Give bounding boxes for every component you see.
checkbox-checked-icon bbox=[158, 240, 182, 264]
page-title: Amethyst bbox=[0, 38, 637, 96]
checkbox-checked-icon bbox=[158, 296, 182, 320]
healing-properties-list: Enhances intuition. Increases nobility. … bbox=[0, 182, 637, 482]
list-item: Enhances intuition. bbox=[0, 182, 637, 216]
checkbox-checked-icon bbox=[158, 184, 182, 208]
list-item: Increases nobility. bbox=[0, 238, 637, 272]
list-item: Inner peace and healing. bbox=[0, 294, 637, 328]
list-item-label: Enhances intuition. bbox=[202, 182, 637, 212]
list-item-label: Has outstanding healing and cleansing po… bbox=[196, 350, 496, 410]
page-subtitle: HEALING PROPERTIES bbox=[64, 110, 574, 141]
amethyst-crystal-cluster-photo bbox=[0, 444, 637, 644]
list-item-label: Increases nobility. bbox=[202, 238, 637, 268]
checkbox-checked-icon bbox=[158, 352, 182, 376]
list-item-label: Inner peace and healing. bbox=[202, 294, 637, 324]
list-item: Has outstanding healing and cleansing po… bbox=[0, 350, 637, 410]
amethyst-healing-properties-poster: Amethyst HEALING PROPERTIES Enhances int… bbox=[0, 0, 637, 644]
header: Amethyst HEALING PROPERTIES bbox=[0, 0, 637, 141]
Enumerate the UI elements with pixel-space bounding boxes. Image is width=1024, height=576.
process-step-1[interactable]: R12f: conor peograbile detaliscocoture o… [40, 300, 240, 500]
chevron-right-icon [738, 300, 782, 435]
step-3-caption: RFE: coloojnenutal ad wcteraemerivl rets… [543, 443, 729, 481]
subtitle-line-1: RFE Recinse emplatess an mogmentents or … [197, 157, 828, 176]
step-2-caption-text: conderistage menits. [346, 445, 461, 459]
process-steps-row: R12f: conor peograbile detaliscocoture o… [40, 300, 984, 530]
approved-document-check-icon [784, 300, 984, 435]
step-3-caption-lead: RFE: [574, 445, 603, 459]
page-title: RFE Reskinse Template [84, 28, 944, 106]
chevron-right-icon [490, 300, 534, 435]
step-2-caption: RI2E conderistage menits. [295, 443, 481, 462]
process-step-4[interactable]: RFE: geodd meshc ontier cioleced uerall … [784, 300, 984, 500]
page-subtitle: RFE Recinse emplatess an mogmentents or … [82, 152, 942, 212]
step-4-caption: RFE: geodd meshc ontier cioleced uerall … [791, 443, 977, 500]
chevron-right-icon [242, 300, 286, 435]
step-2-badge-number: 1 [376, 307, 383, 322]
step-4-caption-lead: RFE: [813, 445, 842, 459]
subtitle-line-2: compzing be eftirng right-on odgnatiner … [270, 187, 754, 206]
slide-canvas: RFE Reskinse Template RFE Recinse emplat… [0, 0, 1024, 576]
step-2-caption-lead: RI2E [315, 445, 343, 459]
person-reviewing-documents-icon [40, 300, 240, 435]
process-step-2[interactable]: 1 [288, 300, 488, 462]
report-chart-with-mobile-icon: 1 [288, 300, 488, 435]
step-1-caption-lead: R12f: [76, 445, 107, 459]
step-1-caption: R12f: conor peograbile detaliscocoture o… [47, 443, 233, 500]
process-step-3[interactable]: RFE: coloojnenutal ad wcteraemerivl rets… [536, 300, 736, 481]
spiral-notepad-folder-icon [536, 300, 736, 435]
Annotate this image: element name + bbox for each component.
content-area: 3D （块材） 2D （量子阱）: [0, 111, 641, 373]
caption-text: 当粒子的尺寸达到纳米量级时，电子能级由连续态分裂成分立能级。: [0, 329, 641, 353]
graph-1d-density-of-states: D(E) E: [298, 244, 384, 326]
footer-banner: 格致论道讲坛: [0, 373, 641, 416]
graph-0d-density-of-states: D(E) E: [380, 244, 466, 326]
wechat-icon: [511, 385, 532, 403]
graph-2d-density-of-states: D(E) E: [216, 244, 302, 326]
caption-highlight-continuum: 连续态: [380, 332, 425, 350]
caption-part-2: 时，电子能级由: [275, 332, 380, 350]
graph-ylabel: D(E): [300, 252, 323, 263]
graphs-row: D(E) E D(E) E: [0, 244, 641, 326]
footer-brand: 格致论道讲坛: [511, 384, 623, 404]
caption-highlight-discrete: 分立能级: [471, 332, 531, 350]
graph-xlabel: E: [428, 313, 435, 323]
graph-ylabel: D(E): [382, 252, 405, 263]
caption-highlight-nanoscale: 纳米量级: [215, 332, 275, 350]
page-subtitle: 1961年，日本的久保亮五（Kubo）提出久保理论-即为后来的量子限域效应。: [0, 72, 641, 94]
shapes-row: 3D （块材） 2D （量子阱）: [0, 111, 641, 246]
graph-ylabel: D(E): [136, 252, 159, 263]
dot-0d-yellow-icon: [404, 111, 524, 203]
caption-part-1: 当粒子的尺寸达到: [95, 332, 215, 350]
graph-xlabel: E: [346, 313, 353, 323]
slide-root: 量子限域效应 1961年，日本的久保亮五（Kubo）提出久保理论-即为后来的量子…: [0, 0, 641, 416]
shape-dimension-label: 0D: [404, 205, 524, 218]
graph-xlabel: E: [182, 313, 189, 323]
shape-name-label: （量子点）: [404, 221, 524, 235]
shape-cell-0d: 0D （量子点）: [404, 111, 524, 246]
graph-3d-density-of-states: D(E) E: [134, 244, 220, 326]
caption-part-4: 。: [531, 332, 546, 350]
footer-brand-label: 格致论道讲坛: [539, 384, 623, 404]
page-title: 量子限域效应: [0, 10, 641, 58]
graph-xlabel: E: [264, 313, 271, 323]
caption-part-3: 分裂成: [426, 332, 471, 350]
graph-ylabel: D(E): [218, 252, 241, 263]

AIM: Write out, word for word, every line from the first line of the records through the line containing "step-2-caption: RI2E conderistage", including that line.

EXERCISE OUTPUT:
Give bounding boxes for every component you see.
checkbox-checked-icon bbox=[158, 240, 182, 264]
page-title: Amethyst bbox=[0, 38, 637, 96]
checkbox-checked-icon bbox=[158, 296, 182, 320]
healing-properties-list: Enhances intuition. Increases nobility. … bbox=[0, 182, 637, 482]
list-item: Enhances intuition. bbox=[0, 182, 637, 216]
checkbox-checked-icon bbox=[158, 184, 182, 208]
list-item: Increases nobility. bbox=[0, 238, 637, 272]
list-item: Inner peace and healing. bbox=[0, 294, 637, 328]
list-item-label: Enhances intuition. bbox=[202, 182, 637, 212]
list-item-label: Has outstanding healing and cleansing po… bbox=[196, 350, 496, 410]
page-subtitle: HEALING PROPERTIES bbox=[64, 110, 574, 141]
amethyst-crystal-cluster-photo bbox=[0, 444, 637, 644]
list-item-label: Increases nobility. bbox=[202, 238, 637, 268]
checkbox-checked-icon bbox=[158, 352, 182, 376]
list-item-label: Inner peace and healing. bbox=[202, 294, 637, 324]
list-item: Has outstanding healing and cleansing po… bbox=[0, 350, 637, 410]
amethyst-healing-properties-poster: Amethyst HEALING PROPERTIES Enhances int… bbox=[0, 0, 637, 644]
header: Amethyst HEALING PROPERTIES bbox=[0, 0, 637, 141]
Enumerate the UI elements with pixel-space bounding boxes. Image is width=1024, height=576.
process-step-1[interactable]: R12f: conor peograbile detaliscocoture o… [40, 300, 240, 500]
chevron-right-icon [738, 300, 782, 435]
step-3-caption: RFE: coloojnenutal ad wcteraemerivl rets… [543, 443, 729, 481]
subtitle-line-1: RFE Recinse emplatess an mogmentents or … [197, 157, 828, 176]
step-2-caption-text: conderistage menits. [346, 445, 461, 459]
process-steps-row: R12f: conor peograbile detaliscocoture o… [40, 300, 984, 530]
approved-document-check-icon [784, 300, 984, 435]
step-3-caption-lead: RFE: [574, 445, 603, 459]
page-title: RFE Reskinse Template [84, 28, 944, 106]
chevron-right-icon [490, 300, 534, 435]
step-2-caption: RI2E conderistage menits. [295, 443, 481, 462]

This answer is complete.